▸ Do this
Sift the material for lines containing "Department", and return them.

▸ Data provided
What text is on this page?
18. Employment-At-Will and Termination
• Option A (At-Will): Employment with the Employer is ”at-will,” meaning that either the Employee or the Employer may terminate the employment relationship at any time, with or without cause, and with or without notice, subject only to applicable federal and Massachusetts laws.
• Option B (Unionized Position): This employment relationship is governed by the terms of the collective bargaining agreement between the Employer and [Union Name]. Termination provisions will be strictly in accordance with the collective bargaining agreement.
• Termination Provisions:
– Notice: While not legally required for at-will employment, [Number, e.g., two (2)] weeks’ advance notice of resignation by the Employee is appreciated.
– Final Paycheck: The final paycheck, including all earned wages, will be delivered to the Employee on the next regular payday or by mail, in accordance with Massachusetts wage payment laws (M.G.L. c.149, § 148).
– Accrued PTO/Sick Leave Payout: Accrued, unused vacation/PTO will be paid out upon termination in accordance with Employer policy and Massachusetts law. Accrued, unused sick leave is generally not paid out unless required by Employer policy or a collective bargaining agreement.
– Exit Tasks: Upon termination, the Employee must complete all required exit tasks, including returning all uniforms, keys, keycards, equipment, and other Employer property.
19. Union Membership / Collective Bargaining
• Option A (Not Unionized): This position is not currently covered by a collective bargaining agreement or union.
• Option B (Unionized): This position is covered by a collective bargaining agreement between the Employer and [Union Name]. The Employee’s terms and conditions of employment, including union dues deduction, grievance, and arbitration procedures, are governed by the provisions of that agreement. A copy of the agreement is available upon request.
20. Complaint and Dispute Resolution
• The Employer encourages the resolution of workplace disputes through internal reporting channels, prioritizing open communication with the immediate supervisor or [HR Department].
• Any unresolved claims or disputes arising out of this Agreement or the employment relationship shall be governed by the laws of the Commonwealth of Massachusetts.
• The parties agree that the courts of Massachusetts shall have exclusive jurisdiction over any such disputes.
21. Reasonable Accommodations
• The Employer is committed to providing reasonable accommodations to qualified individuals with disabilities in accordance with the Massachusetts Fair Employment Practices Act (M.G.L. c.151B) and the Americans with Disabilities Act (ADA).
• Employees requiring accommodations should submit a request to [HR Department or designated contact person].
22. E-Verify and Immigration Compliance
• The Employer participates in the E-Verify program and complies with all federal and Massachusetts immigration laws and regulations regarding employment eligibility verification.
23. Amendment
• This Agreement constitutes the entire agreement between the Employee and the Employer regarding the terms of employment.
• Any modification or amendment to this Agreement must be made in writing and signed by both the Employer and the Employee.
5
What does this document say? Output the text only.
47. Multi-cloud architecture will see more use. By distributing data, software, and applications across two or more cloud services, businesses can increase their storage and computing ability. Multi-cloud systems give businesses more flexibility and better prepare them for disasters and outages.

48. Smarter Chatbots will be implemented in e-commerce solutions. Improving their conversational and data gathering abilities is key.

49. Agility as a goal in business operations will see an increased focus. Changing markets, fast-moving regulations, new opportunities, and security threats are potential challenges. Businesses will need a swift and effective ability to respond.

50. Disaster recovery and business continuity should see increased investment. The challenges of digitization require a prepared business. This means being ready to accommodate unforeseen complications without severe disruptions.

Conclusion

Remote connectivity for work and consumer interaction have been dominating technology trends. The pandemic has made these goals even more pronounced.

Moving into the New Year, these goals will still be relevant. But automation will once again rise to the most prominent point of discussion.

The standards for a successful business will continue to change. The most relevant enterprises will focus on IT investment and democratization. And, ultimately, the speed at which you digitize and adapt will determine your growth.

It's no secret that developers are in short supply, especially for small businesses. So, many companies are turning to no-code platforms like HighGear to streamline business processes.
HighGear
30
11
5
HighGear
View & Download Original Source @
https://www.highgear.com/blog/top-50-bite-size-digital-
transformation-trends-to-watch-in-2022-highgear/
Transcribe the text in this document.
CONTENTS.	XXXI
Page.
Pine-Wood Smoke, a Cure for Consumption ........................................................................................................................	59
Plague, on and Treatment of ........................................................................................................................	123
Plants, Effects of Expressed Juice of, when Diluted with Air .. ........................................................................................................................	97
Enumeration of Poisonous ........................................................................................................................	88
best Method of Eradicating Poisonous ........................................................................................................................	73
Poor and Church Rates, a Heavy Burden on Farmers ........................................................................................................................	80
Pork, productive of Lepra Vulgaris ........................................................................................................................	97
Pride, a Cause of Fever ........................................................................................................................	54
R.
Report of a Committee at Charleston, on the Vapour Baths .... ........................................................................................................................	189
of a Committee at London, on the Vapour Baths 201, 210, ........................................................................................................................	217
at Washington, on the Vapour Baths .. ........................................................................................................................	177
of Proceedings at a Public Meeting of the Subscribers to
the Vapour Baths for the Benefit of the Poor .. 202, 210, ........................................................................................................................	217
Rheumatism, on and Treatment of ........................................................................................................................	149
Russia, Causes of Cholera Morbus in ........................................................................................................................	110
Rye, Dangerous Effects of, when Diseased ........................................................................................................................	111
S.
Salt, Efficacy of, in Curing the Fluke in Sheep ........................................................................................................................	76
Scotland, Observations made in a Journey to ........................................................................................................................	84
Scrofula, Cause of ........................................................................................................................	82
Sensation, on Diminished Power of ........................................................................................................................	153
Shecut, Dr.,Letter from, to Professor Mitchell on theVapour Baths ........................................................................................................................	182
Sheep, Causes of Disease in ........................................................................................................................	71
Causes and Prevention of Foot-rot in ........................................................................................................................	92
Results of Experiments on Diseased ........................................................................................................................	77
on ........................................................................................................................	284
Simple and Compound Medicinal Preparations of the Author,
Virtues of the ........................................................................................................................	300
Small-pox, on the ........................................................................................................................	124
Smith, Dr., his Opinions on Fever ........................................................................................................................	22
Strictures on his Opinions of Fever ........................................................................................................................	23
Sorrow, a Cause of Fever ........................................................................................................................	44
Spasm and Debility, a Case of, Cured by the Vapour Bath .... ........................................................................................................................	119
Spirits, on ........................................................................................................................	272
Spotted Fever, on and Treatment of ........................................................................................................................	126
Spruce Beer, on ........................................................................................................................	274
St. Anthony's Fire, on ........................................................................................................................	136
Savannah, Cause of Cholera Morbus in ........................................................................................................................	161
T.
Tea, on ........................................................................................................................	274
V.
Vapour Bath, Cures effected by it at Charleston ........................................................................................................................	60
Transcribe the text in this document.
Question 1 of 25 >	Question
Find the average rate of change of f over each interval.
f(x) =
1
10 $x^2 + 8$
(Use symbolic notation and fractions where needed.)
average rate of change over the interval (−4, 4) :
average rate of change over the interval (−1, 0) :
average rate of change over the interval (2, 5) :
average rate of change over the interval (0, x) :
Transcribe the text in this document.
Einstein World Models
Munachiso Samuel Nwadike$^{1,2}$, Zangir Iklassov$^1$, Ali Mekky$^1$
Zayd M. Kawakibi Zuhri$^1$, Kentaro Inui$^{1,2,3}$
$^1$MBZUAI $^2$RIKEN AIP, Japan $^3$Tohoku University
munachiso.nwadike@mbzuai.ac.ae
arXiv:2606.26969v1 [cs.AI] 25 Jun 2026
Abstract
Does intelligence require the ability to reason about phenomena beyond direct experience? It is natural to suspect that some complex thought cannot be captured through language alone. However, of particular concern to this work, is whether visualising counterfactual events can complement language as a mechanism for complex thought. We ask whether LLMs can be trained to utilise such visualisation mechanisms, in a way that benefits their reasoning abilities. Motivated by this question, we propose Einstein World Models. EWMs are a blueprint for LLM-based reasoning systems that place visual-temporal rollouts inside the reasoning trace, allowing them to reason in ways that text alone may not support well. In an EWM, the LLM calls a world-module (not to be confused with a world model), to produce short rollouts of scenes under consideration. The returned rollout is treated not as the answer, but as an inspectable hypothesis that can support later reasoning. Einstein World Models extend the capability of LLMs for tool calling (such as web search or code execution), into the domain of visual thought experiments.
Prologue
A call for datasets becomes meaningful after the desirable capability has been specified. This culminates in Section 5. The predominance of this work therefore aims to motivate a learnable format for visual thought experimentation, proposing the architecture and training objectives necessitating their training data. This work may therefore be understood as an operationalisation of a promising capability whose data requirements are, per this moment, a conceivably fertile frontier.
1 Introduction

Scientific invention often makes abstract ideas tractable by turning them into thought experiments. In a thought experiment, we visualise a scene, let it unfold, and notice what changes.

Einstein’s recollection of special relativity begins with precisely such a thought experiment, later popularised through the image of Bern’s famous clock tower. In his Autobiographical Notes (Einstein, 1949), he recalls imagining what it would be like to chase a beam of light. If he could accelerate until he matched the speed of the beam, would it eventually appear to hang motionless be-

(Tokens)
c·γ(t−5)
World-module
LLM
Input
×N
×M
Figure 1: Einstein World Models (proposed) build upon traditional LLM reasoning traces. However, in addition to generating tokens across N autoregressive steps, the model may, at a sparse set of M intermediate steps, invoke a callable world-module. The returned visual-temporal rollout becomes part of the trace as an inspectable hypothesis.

▸ Response to this exercise
• The Employer encourages the resolution of workplace disputes through internal reporting channels, prioritizing open communication with the immediate supervisor or [HR Department].
• Employees requiring accommodations should submit a request to [HR Department or designated contact person].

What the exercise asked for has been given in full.